To be done:
Output each entry below as it stands, leaving out every picture.

Data entries:
** Start **

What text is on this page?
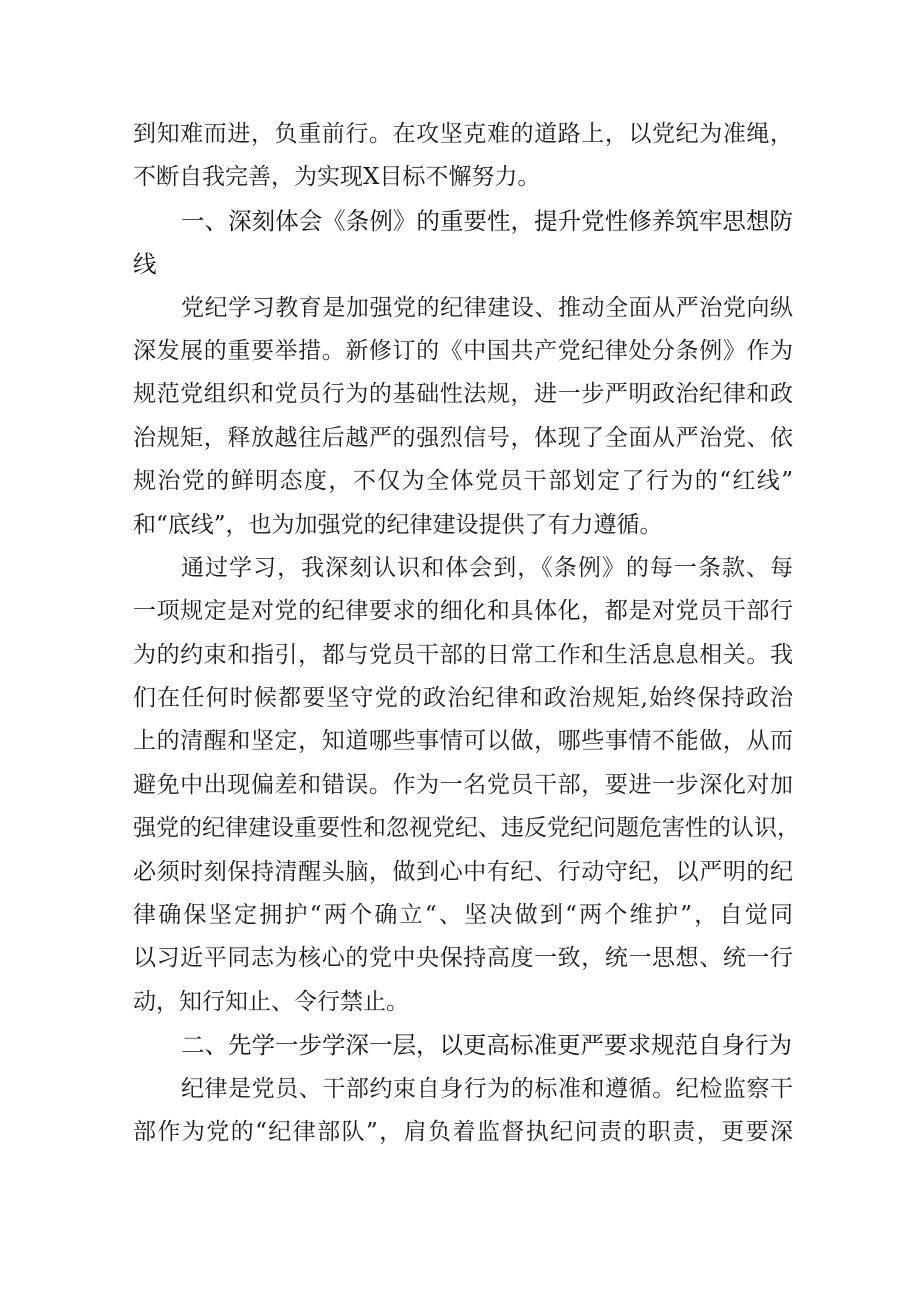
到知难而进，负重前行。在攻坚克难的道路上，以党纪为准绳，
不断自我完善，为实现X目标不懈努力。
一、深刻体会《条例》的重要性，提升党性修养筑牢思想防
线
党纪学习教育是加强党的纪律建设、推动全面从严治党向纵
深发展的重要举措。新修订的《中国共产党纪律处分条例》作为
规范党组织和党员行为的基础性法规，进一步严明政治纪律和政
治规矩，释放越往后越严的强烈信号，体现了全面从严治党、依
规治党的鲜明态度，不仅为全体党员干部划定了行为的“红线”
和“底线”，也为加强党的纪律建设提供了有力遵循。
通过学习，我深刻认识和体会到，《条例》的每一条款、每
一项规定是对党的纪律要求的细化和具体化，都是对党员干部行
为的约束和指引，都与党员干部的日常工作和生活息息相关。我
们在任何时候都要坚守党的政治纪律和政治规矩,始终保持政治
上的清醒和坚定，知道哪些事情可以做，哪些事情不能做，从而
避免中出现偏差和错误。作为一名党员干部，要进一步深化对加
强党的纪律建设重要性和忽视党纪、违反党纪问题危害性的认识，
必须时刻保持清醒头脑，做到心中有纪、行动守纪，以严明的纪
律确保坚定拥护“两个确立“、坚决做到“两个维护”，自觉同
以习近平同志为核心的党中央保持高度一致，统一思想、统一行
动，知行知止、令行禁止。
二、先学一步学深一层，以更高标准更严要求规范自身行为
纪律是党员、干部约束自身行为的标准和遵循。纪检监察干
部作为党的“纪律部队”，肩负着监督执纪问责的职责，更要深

** End **

Solution to the problem:
What text is on this page?
到知难而进，负重前行。在攻坚克难的道路上，以党纪为准绳，
不断自我完善，为实现X目标不懈努力。
一、深刻体会《条例》的重要性，提升党性修养筑牢思想防
线
党纪学习教育是加强党的纪律建设、推动全面从严治党向纵
深发展的重要举措。新修订的《中国共产党纪律处分条例》作为
规范党组织和党员行为的基础性法规，进一步严明政治纪律和政
治规矩，释放越往后越严的强烈信号，体现了全面从严治党、依
规治党的鲜明态度，不仅为全体党员干部划定了行为的“红线”
和“底线”，也为加强党的纪律建设提供了有力遵循。
通过学习，我深刻认识和体会到，《条例》的每一条款、每
一项规定是对党的纪律要求的细化和具体化，都是对党员干部行
为的约束和指引，都与党员干部的日常工作和生活息息相关。我
们在任何时候都要坚守党的政治纪律和政治规矩,始终保持政治
上的清醒和坚定，知道哪些事情可以做，哪些事情不能做，从而
避免中出现偏差和错误。作为一名党员干部，要进一步深化对加
强党的纪律建设重要性和忽视党纪、违反党纪问题危害性的认识，
必须时刻保持清醒头脑，做到心中有纪、行动守纪，以严明的纪
律确保坚定拥护“两个确立“、坚决做到“两个维护”，自觉同
以习近平同志为核心的党中央保持高度一致，统一思想、统一行
动，知行知止、令行禁止。
二、先学一步学深一层，以更高标准更严要求规范自身行为
纪律是党员、干部约束自身行为的标准和遵循。纪检监察干
部作为党的“纪律部队”，肩负着监督执纪问责的职责，更要深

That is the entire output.